Please extract the part of the entries that opens with the line containing "legend: k-mer read-only" and closes with the line containing "annotation-4: Purged Sequences", copying both of those lines and everything between them without any changes.

● ● ● ●

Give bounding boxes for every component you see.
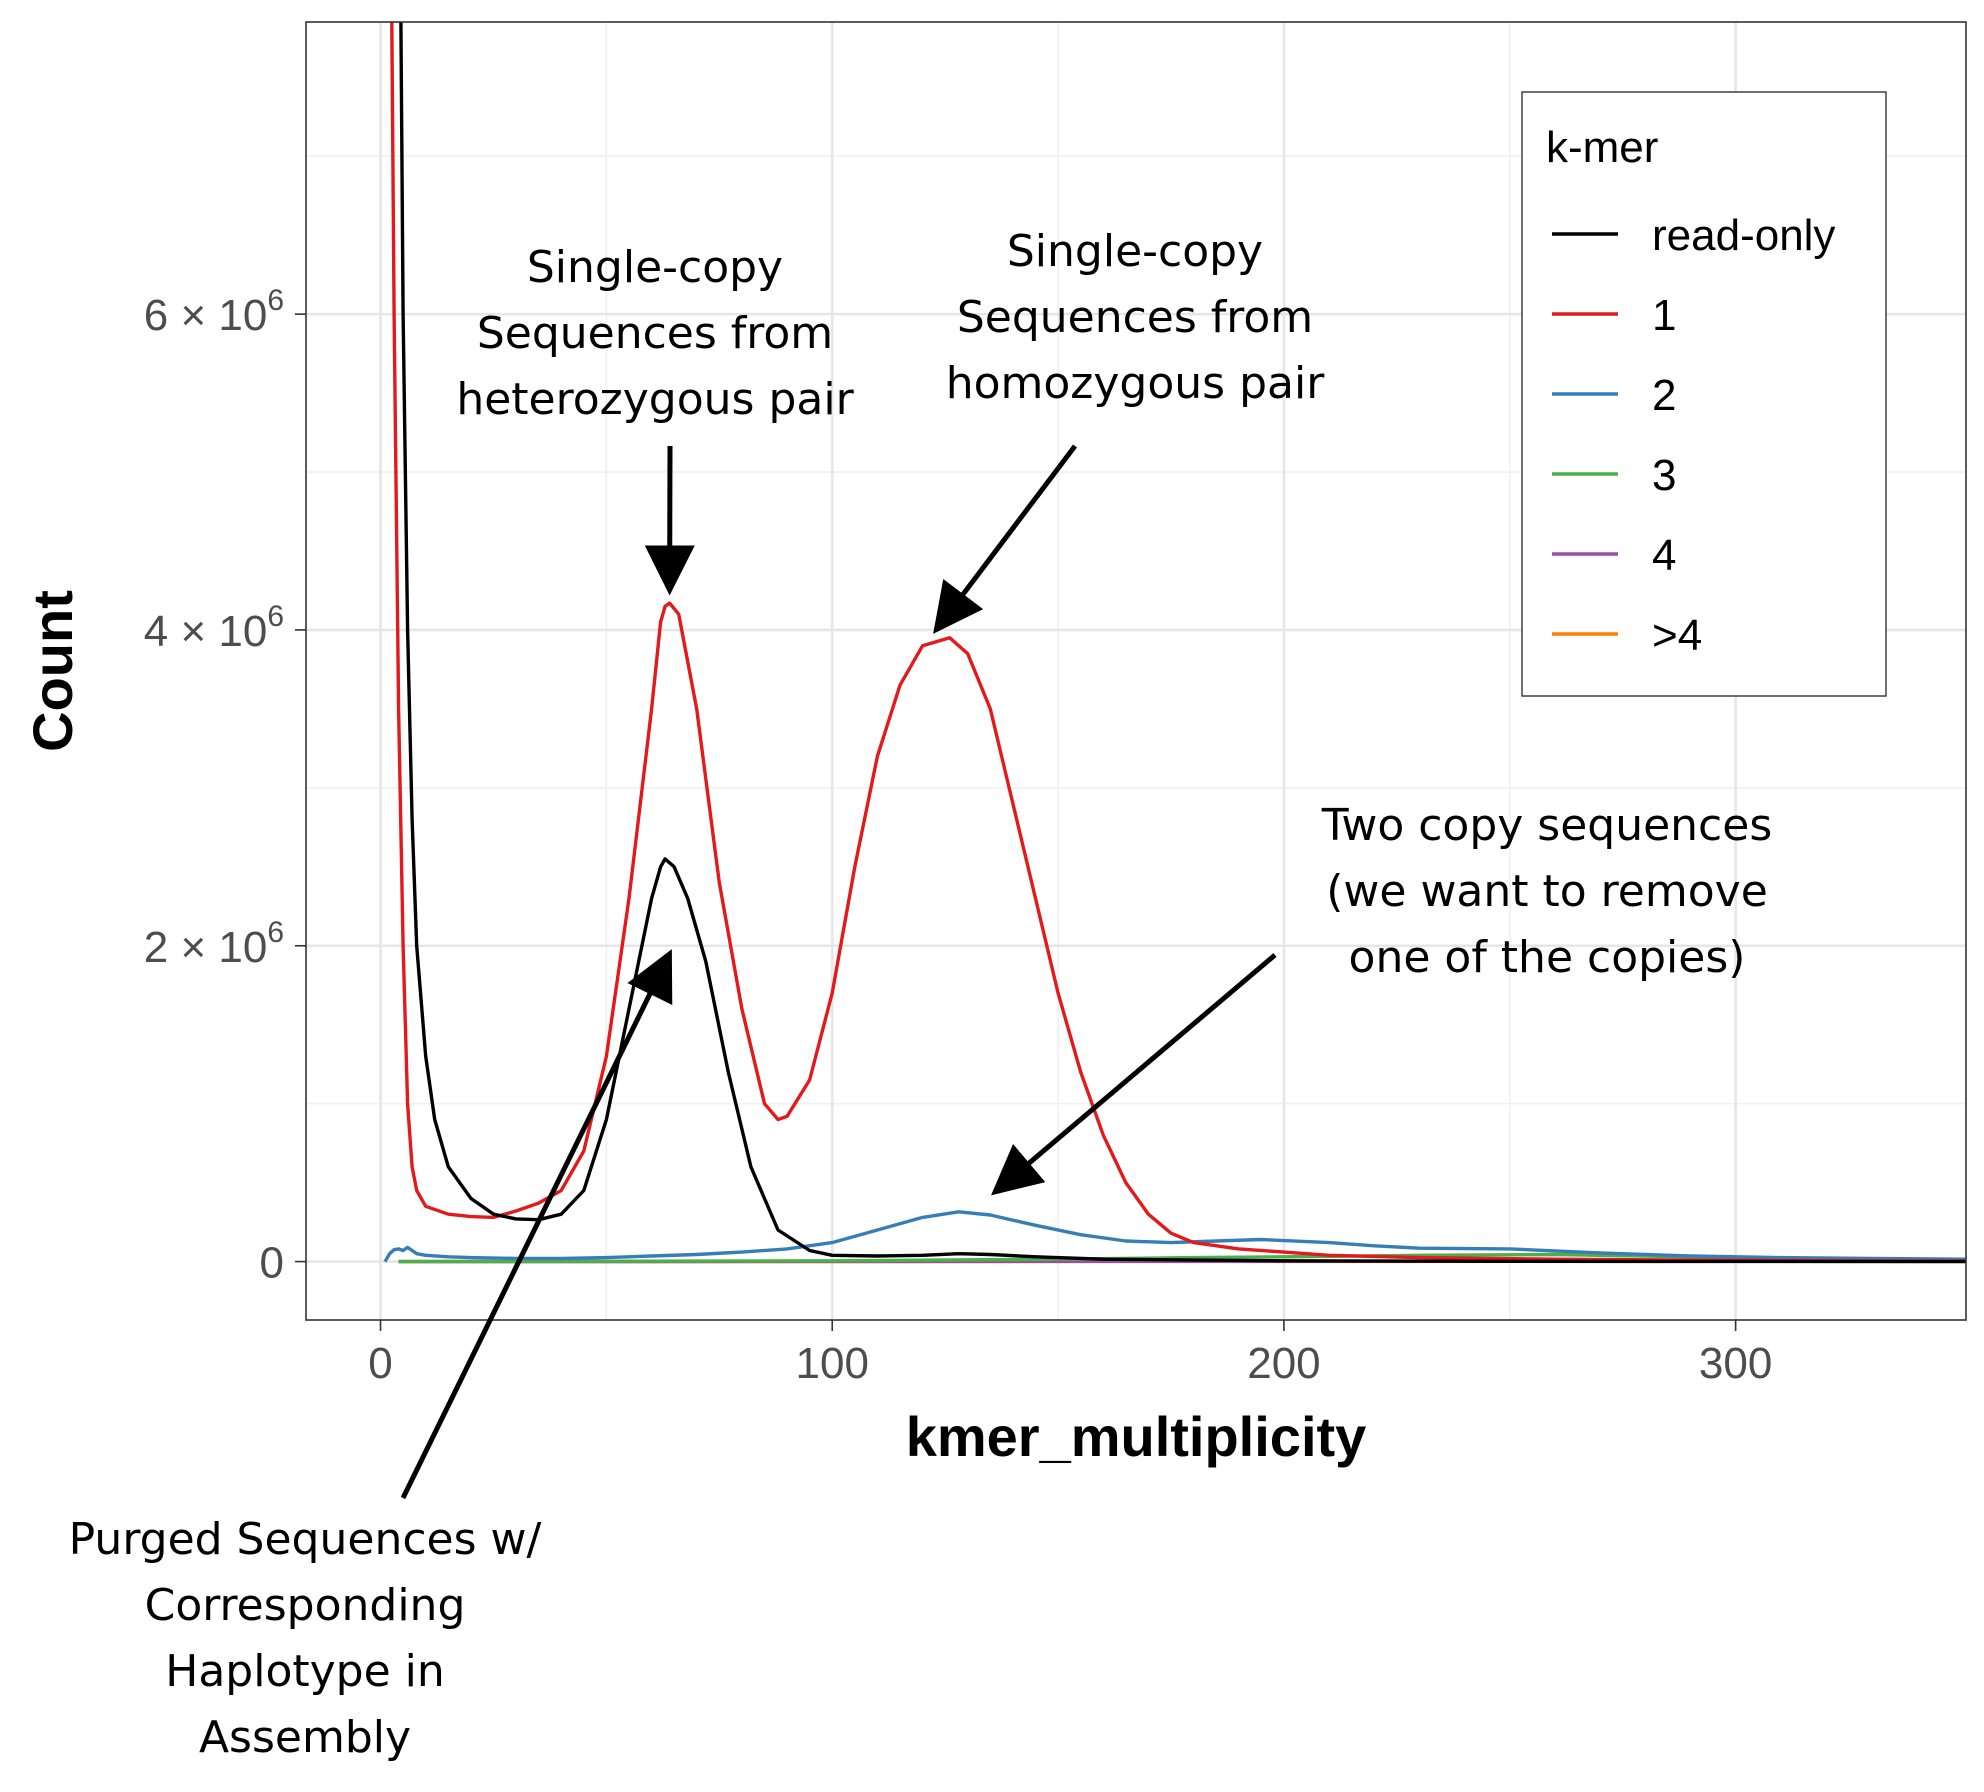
legend: k-mer read-only 1 2 3 4 >4: [1521, 91, 1887, 697]
x-tick-label: 100: [796, 1339, 869, 1388]
annotation-4: Purged Sequences w/Corresponding Haplotyp…: [69, 949, 673, 1763]
annotation-1: Single-copy Sequences from heterozygous pa…: [456, 242, 855, 596]
y-tick-label: 2 × 106: [144, 916, 284, 972]
legend-entries: read-only 1 2 3 4 >4: [1552, 211, 1835, 660]
y-tick-label: 4 × 106: [144, 600, 284, 656]
annotation-text: Purged Sequences w/Corresponding Haplotyp…: [69, 1514, 542, 1763]
y-tick-label: 6 × 106: [144, 284, 284, 340]
series-line-1: [390, 22, 1966, 1263]
x-tick-label: 300: [1699, 1339, 1772, 1388]
y-tick-label: 0: [260, 1239, 284, 1288]
annotation-arrow: [400, 949, 673, 1500]
series-line-read-only: [399, 22, 1966, 1264]
annotation-text: Single-copy Sequences from homozygous pair: [946, 226, 1325, 409]
annotation-text: Two copy sequences (we want to remove one …: [1321, 800, 1773, 983]
legend-label-4: 4: [1652, 531, 1676, 580]
legend-label-read-only: read-only: [1652, 211, 1835, 260]
series-line-2: [383, 1210, 1966, 1263]
legend-label-2: 2: [1652, 371, 1676, 420]
annotation-2: Single-copy Sequences from homozygous pair: [933, 226, 1325, 634]
series-layer: [383, 22, 1966, 1264]
annotation-3: Two copy sequences (we want to remove one …: [991, 800, 1773, 1196]
annotations: Single-copy Sequences from heterozygous pa…: [69, 226, 1773, 1763]
legend-label-gt4: >4: [1652, 611, 1702, 660]
x-tick-label: 0: [368, 1339, 392, 1388]
axis-ticks: [295, 313, 1737, 1331]
annotation-text: Single-copy Sequences from heterozygous pa…: [456, 242, 854, 425]
x-axis-title: kmer_multiplicity: [906, 1405, 1367, 1468]
annotation-arrow: [933, 444, 1077, 634]
x-tick-label: 200: [1247, 1339, 1320, 1388]
axis-tick-labels: 0 100 200 300 0 2 × 106 4 × 106 6 × 106: [144, 284, 1773, 1388]
annotation-arrow: [991, 953, 1277, 1196]
legend-title: k-mer: [1546, 123, 1658, 172]
legend-label-3: 3: [1652, 451, 1676, 500]
plot-panel-border: [305, 21, 1967, 1321]
legend-label-1: 1: [1652, 291, 1676, 340]
y-axis-title: Count: [21, 590, 84, 752]
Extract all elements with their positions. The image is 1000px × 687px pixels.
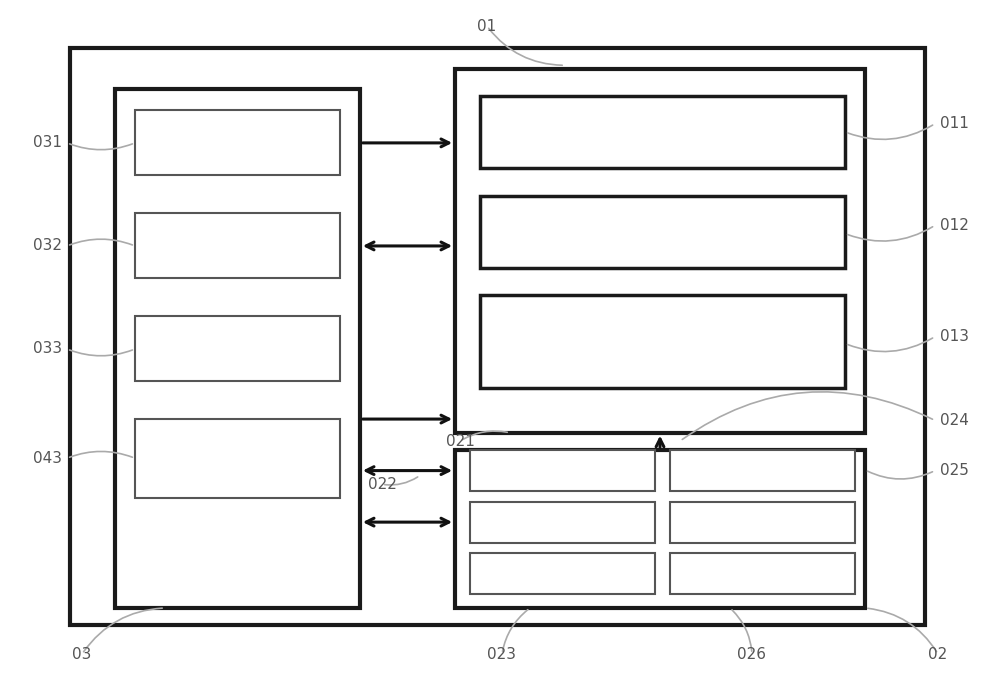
Bar [115,89,360,608]
Text: 03: 03 [72,646,92,662]
Bar [135,213,340,278]
Bar [455,450,865,608]
Bar [455,69,865,433]
Bar [470,553,655,594]
Text: 013: 013 [940,329,969,344]
Bar [480,295,845,388]
Text: 022: 022 [368,477,396,492]
Text: 032: 032 [33,238,62,254]
Text: 023: 023 [488,646,516,662]
Bar [480,196,845,268]
Bar [470,502,655,543]
Bar [670,450,855,491]
Bar [480,96,845,168]
Text: 011: 011 [940,116,969,131]
Bar [470,450,655,491]
Bar [70,48,925,625]
Bar [135,316,340,381]
Text: 024: 024 [940,413,969,428]
Text: 025: 025 [940,463,969,478]
Text: 01: 01 [477,19,497,34]
Text: 026: 026 [738,646,767,662]
Bar [670,502,855,543]
Bar [135,110,340,175]
Bar [135,419,340,498]
Text: 02: 02 [928,646,948,662]
Text: 033: 033 [33,341,62,357]
Text: 043: 043 [33,451,62,466]
Text: 031: 031 [33,135,62,150]
Text: 021: 021 [446,433,474,449]
Text: 012: 012 [940,218,969,233]
Bar [670,553,855,594]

● ● ● ●

▸ Task output:
legend: k-mer read-only 1 2 3 4 >4: [1521, 91, 1887, 697]
x-tick-label: 100: [796, 1339, 869, 1388]
annotation-4: Purged Sequences w/Corresponding Haplotyp…: [69, 949, 673, 1763]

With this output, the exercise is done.